WRITTEN REQUEST: Copy out each line of the data holding "inventory".
::: DATA LISTING :::
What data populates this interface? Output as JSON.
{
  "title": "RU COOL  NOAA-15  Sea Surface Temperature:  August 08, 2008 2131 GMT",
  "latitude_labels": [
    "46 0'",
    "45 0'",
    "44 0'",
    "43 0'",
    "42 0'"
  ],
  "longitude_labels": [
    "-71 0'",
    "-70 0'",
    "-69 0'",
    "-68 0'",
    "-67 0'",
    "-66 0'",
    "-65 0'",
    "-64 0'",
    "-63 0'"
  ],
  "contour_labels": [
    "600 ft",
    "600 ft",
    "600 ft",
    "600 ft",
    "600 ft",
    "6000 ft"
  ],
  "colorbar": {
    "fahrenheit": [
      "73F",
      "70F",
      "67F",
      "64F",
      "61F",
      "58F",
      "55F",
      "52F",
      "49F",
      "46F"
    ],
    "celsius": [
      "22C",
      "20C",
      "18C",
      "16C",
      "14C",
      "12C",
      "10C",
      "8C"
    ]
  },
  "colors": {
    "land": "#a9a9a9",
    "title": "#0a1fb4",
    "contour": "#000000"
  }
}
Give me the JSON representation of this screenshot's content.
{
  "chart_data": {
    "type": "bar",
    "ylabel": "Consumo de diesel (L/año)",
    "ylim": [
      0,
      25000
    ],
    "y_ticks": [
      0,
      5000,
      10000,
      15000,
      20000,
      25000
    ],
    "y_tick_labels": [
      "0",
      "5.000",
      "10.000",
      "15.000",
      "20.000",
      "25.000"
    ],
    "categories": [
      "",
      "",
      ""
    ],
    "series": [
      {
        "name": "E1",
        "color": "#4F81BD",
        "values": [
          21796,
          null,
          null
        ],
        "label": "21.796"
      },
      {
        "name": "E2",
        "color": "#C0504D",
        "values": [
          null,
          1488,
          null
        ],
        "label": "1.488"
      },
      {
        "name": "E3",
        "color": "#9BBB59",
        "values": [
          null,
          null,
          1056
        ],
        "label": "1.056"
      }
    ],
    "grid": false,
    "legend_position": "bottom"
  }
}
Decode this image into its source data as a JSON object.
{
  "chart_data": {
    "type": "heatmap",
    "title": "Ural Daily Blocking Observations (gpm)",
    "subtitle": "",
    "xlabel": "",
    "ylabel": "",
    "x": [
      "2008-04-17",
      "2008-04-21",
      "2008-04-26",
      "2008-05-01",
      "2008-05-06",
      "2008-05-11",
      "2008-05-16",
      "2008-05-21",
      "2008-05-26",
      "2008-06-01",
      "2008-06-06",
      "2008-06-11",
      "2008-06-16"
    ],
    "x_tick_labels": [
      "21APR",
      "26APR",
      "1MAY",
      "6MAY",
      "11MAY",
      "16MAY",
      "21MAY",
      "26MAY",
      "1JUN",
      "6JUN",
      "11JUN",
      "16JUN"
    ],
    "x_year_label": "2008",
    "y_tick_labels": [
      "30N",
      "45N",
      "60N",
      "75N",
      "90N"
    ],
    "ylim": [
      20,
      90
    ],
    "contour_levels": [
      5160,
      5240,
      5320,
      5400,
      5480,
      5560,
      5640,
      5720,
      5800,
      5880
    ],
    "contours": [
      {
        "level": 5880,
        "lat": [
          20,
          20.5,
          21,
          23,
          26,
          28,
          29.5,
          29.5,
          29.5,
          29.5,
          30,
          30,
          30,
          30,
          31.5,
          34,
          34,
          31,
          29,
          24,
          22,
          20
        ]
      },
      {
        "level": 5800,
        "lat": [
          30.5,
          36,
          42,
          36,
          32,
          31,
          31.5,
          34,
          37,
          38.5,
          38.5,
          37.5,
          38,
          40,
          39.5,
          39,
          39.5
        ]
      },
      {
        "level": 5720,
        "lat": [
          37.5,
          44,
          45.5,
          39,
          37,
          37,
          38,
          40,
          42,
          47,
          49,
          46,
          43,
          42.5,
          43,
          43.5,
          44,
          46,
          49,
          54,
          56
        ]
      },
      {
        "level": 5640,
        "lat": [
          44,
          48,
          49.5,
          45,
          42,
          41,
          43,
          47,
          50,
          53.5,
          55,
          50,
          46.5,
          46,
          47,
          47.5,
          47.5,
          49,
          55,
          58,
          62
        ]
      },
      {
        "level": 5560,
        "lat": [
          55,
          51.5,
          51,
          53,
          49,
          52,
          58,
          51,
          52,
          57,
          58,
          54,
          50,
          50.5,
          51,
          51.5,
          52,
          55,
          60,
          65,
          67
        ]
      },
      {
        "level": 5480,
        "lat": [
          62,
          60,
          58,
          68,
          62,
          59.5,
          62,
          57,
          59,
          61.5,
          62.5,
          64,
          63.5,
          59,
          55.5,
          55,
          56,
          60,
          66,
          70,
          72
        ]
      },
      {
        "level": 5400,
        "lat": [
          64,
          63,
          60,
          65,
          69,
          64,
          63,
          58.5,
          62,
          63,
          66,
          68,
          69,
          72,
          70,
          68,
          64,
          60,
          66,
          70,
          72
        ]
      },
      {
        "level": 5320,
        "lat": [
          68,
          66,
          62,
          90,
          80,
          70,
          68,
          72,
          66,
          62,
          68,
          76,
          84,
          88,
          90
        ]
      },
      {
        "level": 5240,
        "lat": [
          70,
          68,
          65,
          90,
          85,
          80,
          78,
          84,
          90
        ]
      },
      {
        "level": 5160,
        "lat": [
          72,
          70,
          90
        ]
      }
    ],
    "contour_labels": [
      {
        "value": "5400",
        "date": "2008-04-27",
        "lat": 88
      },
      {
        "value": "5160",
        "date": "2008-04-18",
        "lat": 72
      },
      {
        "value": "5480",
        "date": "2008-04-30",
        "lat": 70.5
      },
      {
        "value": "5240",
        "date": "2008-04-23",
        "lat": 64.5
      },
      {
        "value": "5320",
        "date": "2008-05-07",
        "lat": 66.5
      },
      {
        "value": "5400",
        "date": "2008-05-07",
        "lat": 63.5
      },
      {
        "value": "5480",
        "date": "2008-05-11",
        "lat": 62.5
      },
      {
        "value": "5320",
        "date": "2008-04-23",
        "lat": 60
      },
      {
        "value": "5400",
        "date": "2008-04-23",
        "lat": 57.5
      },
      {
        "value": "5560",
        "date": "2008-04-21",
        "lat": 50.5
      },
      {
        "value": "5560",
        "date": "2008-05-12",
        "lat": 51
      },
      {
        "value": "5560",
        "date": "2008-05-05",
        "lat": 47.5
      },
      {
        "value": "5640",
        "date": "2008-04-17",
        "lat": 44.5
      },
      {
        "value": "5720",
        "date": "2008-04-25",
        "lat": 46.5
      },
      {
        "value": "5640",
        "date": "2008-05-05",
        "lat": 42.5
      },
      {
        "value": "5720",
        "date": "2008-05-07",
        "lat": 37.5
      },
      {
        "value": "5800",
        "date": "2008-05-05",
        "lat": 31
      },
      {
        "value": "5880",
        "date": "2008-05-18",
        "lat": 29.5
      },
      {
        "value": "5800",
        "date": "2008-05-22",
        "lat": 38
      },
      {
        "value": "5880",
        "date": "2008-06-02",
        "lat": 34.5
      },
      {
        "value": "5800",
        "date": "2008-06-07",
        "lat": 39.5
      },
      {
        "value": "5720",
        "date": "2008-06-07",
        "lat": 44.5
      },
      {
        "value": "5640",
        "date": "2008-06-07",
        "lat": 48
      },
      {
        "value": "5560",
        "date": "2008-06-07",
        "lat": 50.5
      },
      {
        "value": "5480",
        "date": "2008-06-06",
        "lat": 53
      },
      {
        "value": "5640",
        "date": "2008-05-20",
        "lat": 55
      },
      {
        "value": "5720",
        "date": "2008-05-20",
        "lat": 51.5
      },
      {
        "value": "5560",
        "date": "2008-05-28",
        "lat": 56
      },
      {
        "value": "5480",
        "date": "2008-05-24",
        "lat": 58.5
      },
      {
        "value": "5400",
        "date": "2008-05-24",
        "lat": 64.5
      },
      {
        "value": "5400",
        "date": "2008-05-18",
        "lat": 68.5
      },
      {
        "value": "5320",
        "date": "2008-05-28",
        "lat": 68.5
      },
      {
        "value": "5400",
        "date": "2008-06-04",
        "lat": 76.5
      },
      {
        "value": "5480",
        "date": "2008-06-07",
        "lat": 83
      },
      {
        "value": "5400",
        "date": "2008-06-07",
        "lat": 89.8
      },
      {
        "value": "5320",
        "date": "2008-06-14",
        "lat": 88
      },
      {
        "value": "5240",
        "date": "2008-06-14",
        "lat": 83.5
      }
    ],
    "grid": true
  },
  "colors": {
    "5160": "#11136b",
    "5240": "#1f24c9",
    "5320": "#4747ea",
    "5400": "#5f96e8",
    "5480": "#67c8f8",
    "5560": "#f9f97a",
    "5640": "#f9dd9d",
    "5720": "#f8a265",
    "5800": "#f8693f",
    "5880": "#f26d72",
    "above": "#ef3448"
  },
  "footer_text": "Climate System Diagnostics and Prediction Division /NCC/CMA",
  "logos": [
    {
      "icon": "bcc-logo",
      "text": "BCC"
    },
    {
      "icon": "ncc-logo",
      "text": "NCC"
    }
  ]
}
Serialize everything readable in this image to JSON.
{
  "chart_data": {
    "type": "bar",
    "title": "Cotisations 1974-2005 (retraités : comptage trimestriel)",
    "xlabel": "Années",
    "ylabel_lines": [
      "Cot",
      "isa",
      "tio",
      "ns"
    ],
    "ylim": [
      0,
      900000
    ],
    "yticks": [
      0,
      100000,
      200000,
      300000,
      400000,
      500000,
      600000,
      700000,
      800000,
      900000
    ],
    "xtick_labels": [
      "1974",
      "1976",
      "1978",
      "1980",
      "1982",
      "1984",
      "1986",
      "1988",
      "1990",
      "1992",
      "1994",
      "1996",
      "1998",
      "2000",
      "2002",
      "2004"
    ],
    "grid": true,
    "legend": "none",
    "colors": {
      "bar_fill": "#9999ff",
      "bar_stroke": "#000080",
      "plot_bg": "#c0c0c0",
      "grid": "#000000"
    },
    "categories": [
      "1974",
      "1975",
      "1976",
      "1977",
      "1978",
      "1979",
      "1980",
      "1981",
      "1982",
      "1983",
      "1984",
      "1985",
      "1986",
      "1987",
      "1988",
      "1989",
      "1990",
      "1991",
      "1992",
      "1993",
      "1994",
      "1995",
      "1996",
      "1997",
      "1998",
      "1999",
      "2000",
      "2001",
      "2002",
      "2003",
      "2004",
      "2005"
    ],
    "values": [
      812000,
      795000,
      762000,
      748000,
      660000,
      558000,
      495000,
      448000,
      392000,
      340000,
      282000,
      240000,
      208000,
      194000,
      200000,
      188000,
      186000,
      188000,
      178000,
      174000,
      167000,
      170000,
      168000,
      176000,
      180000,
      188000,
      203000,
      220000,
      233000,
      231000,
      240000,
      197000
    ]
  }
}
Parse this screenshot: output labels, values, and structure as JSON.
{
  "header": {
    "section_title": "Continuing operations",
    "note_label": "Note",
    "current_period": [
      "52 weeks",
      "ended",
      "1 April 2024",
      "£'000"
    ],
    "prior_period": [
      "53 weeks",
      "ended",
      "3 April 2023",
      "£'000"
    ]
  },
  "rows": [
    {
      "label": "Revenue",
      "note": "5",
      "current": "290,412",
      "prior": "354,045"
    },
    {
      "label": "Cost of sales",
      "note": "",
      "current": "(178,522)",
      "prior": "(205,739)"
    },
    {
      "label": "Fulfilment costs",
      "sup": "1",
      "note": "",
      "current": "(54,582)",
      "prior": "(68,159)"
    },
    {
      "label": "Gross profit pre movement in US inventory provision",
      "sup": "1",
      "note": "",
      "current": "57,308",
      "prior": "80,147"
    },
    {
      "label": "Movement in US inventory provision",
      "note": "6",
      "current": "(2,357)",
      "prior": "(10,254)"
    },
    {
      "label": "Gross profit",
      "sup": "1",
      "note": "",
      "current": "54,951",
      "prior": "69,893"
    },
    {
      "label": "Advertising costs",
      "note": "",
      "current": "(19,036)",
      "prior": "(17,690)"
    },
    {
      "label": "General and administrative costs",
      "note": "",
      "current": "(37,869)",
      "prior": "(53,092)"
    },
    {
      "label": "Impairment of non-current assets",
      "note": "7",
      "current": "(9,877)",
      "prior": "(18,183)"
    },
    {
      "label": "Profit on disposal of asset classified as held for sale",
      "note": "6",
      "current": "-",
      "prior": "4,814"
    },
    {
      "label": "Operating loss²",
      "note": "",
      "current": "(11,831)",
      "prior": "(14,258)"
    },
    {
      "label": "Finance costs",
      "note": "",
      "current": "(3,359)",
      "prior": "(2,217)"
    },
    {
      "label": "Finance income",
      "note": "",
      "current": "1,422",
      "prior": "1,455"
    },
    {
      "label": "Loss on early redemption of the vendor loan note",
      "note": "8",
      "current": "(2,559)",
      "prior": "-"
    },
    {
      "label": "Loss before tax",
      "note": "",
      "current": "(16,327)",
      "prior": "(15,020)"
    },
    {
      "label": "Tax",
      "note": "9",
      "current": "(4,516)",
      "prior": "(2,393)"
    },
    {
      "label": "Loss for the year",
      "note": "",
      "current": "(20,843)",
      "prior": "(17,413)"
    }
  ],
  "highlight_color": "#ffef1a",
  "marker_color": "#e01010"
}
:::
THE ANSWER:
      "label": "Gross profit pre movement in US inventory provision",
      "label": "Movement in US inventory provision",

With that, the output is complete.